Collected data:

• • • •

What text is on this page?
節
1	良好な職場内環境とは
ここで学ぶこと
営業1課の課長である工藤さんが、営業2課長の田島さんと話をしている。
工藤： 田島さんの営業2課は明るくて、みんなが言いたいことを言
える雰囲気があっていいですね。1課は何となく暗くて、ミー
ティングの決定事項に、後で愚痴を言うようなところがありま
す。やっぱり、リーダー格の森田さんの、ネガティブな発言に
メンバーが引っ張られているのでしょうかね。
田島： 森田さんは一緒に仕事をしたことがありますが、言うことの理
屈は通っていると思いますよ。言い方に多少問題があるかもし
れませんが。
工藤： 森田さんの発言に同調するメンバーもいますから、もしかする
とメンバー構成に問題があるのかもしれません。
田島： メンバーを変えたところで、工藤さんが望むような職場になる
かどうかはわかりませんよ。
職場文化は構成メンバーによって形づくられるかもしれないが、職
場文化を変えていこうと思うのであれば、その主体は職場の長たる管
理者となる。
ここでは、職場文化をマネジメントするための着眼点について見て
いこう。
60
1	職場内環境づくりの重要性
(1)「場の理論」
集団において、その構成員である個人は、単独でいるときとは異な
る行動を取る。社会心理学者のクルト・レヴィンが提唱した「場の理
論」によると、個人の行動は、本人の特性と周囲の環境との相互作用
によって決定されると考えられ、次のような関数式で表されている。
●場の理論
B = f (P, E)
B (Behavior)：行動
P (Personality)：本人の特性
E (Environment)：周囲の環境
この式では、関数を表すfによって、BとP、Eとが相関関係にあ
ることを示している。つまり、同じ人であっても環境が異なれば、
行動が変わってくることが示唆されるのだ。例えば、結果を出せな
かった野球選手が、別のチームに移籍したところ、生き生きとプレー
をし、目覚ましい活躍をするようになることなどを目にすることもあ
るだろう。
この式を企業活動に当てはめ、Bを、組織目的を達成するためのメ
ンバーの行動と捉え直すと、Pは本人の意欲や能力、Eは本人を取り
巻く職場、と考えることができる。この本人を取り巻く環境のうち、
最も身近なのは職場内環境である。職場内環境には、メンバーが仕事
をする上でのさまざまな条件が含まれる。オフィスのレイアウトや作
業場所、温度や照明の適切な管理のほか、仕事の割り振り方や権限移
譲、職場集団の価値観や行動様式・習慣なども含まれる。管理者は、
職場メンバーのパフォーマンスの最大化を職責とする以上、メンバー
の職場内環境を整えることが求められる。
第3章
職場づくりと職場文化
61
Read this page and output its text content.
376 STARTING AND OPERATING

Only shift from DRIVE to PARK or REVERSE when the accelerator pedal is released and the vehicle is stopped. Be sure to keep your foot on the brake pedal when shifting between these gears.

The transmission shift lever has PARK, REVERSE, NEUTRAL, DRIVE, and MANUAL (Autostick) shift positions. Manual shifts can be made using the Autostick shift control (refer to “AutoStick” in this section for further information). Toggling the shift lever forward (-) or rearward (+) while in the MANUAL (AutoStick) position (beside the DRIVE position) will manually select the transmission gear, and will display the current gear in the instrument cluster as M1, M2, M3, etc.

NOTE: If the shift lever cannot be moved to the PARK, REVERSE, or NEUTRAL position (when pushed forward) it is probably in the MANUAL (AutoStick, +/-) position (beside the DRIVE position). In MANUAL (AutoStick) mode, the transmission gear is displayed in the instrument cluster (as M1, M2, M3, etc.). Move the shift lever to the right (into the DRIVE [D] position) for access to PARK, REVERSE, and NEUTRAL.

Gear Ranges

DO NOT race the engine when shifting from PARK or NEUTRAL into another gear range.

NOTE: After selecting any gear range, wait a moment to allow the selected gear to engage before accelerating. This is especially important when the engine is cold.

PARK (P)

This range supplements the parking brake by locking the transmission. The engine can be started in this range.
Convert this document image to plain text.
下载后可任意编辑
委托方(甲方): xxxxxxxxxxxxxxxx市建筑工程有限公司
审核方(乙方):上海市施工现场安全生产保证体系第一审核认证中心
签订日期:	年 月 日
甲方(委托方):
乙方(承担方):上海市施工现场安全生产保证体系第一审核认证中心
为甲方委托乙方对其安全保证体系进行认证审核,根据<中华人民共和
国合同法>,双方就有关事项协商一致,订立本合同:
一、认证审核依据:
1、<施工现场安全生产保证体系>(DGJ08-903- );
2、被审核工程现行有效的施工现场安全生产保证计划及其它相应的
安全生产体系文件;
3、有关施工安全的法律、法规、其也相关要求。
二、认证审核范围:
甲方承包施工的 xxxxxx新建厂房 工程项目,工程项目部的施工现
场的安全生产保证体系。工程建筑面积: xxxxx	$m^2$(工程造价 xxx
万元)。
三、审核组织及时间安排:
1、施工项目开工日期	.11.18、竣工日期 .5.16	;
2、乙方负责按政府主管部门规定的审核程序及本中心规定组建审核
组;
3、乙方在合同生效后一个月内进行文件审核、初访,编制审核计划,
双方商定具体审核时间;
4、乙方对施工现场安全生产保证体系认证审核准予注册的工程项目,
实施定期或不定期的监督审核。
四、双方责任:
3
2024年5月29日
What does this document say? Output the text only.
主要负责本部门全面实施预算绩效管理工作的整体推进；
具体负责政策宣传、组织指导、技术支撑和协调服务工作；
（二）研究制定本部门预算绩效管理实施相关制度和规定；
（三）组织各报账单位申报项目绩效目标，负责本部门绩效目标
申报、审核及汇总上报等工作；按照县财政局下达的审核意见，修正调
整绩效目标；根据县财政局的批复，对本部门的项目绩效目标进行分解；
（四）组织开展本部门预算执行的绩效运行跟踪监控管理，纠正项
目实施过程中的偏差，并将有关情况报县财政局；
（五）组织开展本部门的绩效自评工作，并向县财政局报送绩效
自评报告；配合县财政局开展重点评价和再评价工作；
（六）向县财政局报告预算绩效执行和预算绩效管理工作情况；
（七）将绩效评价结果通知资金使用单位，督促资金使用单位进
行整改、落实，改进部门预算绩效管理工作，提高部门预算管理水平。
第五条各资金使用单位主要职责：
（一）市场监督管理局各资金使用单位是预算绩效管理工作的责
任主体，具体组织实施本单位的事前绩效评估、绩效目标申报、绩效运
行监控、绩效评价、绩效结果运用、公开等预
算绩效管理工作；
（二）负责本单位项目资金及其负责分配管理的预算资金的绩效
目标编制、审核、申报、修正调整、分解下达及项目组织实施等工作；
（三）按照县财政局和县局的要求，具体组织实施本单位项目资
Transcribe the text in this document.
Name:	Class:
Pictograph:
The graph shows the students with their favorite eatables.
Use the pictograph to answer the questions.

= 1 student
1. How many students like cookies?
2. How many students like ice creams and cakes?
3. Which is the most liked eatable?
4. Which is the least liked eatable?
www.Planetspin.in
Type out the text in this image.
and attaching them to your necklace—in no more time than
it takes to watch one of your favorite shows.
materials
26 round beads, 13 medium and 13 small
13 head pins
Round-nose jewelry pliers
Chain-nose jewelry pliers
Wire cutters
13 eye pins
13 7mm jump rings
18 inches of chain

• • • •

## Written problem
The required output is the span of lines from the one containing "Transcribe the text in this document." to the last line, reproduced character for character.

## Output below
Transcribe the text in this document.
Name:	Class:
Pictograph:
The graph shows the students with their favorite eatables.
Use the pictograph to answer the questions.

= 1 student
1. How many students like cookies?
2. How many students like ice creams and cakes?
3. Which is the most liked eatable?
4. Which is the least liked eatable?
www.Planetspin.in
Type out the text in this image.
and attaching them to your necklace—in no more time than
it takes to watch one of your favorite shows.
materials
26 round beads, 13 medium and 13 small
13 head pins
Round-nose jewelry pliers
Chain-nose jewelry pliers
Wire cutters
13 eye pins
13 7mm jump rings
18 inches of chain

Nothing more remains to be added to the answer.